WHAT YOU WILL DO = Take from the listing each line that has the string "науково".
++++++
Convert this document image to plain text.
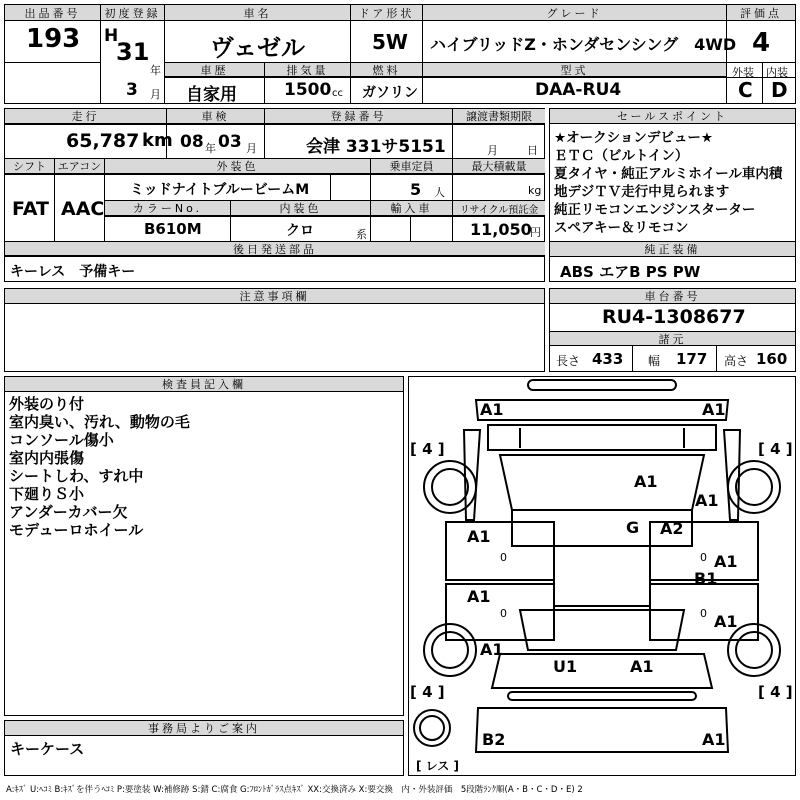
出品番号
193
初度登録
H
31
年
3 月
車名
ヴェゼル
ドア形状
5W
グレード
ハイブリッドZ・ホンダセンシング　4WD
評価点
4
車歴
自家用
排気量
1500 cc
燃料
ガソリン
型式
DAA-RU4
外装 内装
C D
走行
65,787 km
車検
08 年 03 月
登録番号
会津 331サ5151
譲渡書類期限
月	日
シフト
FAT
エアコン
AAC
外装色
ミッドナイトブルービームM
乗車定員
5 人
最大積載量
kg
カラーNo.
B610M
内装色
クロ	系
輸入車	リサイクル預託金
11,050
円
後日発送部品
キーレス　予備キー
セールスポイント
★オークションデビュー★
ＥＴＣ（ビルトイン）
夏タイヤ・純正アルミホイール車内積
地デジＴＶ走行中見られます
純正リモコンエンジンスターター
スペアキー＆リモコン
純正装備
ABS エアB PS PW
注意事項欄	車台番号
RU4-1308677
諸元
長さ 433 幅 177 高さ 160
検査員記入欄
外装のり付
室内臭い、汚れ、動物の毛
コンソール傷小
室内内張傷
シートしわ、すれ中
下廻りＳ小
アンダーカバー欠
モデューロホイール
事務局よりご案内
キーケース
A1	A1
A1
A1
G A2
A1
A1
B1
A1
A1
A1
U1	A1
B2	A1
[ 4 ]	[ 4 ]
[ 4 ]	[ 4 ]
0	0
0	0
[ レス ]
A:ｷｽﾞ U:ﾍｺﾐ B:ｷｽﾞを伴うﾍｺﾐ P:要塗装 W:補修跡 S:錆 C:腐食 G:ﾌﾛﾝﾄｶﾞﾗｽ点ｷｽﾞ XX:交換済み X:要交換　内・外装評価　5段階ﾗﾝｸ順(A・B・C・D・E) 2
++++++
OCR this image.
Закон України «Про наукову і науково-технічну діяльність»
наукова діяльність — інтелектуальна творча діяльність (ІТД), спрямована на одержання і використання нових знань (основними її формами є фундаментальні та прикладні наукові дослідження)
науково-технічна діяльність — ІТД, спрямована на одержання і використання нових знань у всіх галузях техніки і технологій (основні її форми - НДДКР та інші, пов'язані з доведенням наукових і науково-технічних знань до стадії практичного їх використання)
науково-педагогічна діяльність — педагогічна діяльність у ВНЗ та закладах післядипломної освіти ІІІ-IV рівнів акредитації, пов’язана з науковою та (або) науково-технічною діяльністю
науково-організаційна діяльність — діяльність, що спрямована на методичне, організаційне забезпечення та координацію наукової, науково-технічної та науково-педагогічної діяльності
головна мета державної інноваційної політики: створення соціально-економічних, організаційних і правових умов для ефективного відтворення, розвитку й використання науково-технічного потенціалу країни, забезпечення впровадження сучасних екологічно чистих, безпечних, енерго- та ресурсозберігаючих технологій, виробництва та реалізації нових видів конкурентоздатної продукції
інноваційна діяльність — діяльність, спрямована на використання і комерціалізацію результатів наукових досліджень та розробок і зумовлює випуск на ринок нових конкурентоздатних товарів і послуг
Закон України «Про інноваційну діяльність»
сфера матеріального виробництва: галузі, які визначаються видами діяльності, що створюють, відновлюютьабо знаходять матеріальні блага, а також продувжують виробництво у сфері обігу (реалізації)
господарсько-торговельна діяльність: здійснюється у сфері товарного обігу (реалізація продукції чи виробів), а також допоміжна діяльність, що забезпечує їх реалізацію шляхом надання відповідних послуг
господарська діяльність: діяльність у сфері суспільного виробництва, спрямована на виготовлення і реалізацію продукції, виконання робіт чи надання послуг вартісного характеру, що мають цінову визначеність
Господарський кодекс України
++++++
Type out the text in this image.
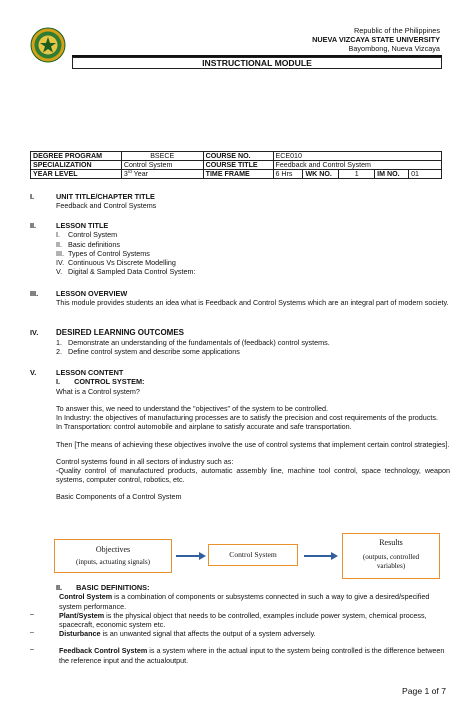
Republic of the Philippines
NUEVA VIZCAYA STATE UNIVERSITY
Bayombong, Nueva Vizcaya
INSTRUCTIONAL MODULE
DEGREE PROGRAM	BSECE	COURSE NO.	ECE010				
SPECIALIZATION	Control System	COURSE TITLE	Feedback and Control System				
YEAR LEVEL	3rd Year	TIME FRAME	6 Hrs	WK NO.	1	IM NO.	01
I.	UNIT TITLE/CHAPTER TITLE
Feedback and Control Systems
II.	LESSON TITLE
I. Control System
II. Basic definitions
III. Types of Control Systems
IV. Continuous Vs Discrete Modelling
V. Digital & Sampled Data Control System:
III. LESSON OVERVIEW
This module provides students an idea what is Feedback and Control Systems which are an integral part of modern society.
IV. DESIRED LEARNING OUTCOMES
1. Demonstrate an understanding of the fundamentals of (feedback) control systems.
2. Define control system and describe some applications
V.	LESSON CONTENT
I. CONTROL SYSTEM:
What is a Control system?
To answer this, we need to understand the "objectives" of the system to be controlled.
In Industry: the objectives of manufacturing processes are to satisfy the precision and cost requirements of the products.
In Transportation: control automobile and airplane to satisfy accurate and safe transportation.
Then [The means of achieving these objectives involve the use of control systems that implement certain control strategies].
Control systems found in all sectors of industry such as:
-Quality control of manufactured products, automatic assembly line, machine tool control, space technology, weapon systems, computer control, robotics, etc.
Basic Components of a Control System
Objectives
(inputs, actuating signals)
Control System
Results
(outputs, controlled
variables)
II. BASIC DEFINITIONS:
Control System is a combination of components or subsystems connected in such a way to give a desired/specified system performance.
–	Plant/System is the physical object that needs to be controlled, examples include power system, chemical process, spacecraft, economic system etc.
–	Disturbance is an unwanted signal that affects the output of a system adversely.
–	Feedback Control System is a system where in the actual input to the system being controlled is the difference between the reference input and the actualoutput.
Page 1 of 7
++++++
EXERCISE ANSWER =
Закон України «Про наукову і науково-технічну діяльність»
науково-технічна діяльність — ІТД, спрямована на одержання і використання нових знань у всіх галузях техніки і технологій (основні її форми - НДДКР та інші, пов'язані з доведенням наукових і науково-технічних знань до стадії практичного їх використання)
науково-педагогічна діяльність — педагогічна діяльність у ВНЗ та закладах післядипломної освіти ІІІ-IV рівнів акредитації, пов’язана з науковою та (або) науково-технічною діяльністю
науково-організаційна діяльність — діяльність, що спрямована на методичне, організаційне забезпечення та координацію наукової, науково-технічної та науково-педагогічної діяльності
головна мета державної інноваційної політики: створення соціально-економічних, організаційних і правових умов для ефективного відтворення, розвитку й використання науково-технічного потенціалу країни, забезпечення впровадження сучасних екологічно чистих, безпечних, енерго- та ресурсозберігаючих технологій, виробництва та реалізації нових видів конкурентоздатної продукції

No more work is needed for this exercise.